Task details
Count the lines below that contain the word "legend", and reply with only that number.

Task material
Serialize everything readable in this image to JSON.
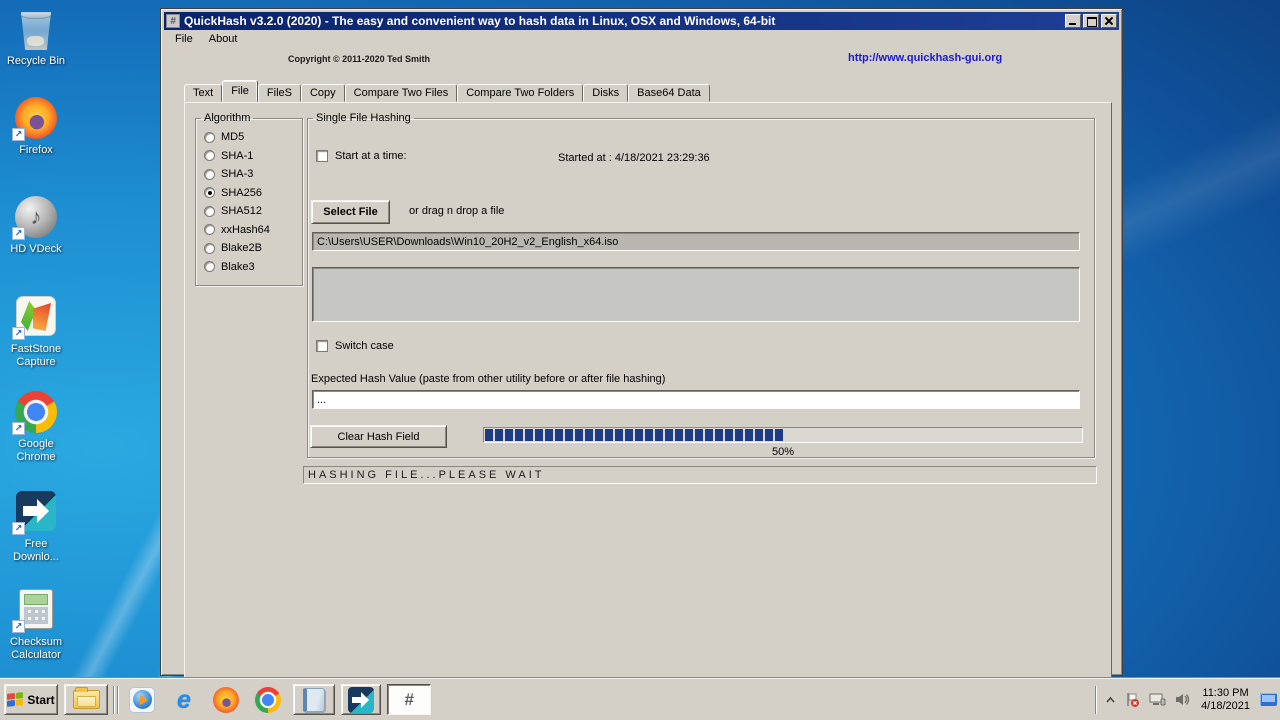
{
  "colors": {
    "titlebar": "#0a246a",
    "window_face": "#d4d0c8",
    "desktop_light": "#2aa9e1",
    "desktop_dark": "#0c3a74",
    "link": "#1a1ac8",
    "progress": "#1d3a85"
  },
  "desktop": {
    "icons": [
      {
        "icon": "recycle-bin-icon",
        "label": "Recycle Bin"
      },
      {
        "icon": "firefox-icon",
        "label": "Firefox"
      },
      {
        "icon": "hd-vdeck-icon",
        "label": "HD VDeck"
      },
      {
        "icon": "faststone-capture-icon",
        "label": "FastStone Capture"
      },
      {
        "icon": "google-chrome-icon",
        "label": "Google Chrome"
      },
      {
        "icon": "free-download-manager-icon",
        "label": "Free Downlo..."
      },
      {
        "icon": "checksum-calculator-icon",
        "label": "Checksum Calculator"
      }
    ]
  },
  "window": {
    "icon_glyph": "#",
    "title": "QuickHash v3.2.0 (2020) - The easy and convenient way to hash data in Linux, OSX and Windows, 64-bit",
    "menu": {
      "file": "File",
      "about": "About"
    },
    "copyright": "Copyright © 2011-2020  Ted Smith",
    "link": "http://www.quickhash-gui.org",
    "tabs": [
      {
        "label": "Text"
      },
      {
        "label": "File"
      },
      {
        "label": "FileS"
      },
      {
        "label": "Copy"
      },
      {
        "label": "Compare Two Files"
      },
      {
        "label": "Compare Two Folders"
      },
      {
        "label": "Disks"
      },
      {
        "label": "Base64 Data"
      }
    ],
    "active_tab": "File",
    "algorithm": {
      "legend": "Algorithm",
      "options": [
        "MD5",
        "SHA-1",
        "SHA-3",
        "SHA256",
        "SHA512",
        "xxHash64",
        "Blake2B",
        "Blake3"
      ],
      "selected": "SHA256"
    },
    "single_file": {
      "legend": "Single File Hashing",
      "start_at_label": "Start at a time:",
      "started_at": "Started at : 4/18/2021 23:29:36",
      "select_file_button": "Select File",
      "drag_hint": "or drag n drop a file",
      "file_path": "C:\\Users\\USER\\Downloads\\Win10_20H2_v2_English_x64.iso",
      "switch_case_label": "Switch case",
      "expected_hash_label": "Expected Hash Value (paste from other utility before or after file hashing)",
      "expected_hash_value": "...",
      "clear_button": "Clear Hash Field",
      "progress_percent": 50,
      "progress_text": "50%"
    },
    "status": "HASHING FILE...PLEASE WAIT"
  },
  "taskbar": {
    "start_label": "Start",
    "quickhash_glyph": "#",
    "tray": {
      "time": "11:30 PM",
      "date": "4/18/2021"
    }
  }
}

Response to this exercise
2